## START PROVIDED DATA

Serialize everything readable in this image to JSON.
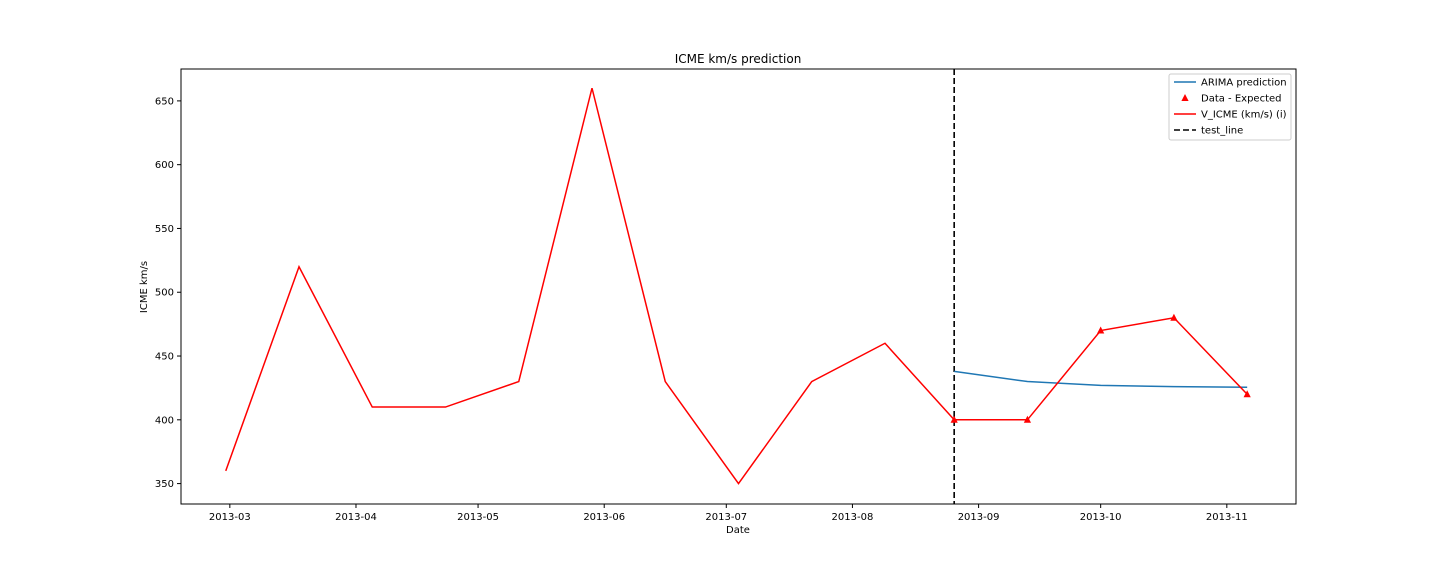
{
  "chart_data": {
    "type": "line",
    "title": "ICME km/s prediction",
    "xlabel": "Date",
    "ylabel": "ICME km/s",
    "xlim": [
      "2013-02-17",
      "2013-11-18"
    ],
    "ylim": [
      334,
      675
    ],
    "x_ticks": [
      "2013-03",
      "2013-04",
      "2013-05",
      "2013-06",
      "2013-07",
      "2013-08",
      "2013-09",
      "2013-10",
      "2013-11"
    ],
    "y_ticks": [
      350,
      400,
      450,
      500,
      550,
      600,
      650
    ],
    "grid": false,
    "legend_position": "top-right",
    "series": [
      {
        "name": "ARIMA prediction",
        "kind": "line",
        "color": "#1f77b4",
        "x": [
          "2013-08-26",
          "2013-09-13",
          "2013-10-01",
          "2013-10-19",
          "2013-11-06"
        ],
        "y": [
          438,
          430,
          427,
          426,
          425.5
        ]
      },
      {
        "name": "Data - Expected",
        "kind": "scatter",
        "marker": "triangle-up",
        "color": "#ff0000",
        "x": [
          "2013-08-26",
          "2013-09-13",
          "2013-10-01",
          "2013-10-19",
          "2013-11-06"
        ],
        "y": [
          400,
          400,
          470,
          480,
          420
        ]
      },
      {
        "name": "V_ICME (km/s) (i)",
        "kind": "line",
        "color": "#ff0000",
        "x": [
          "2013-02-28",
          "2013-03-18",
          "2013-04-05",
          "2013-04-23",
          "2013-05-11",
          "2013-05-29",
          "2013-06-16",
          "2013-07-04",
          "2013-07-22",
          "2013-08-09",
          "2013-08-26",
          "2013-09-13",
          "2013-10-01",
          "2013-10-19",
          "2013-11-06"
        ],
        "y": [
          360,
          520,
          410,
          410,
          430,
          660,
          430,
          350,
          430,
          460,
          400,
          400,
          470,
          480,
          420
        ]
      },
      {
        "name": "test_line",
        "kind": "vline",
        "style": "dashed",
        "color": "#000000",
        "x": "2013-08-26"
      }
    ]
  }
}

## END PROVIDED DATA

WORK REQUIRED - Using the records given above, list every line that includes the word "color".

WRITTEN ANSWER -
        "color": "#1f77b4",
        "color": "#ff0000",
        "color": "#ff0000",
        "color": "#000000",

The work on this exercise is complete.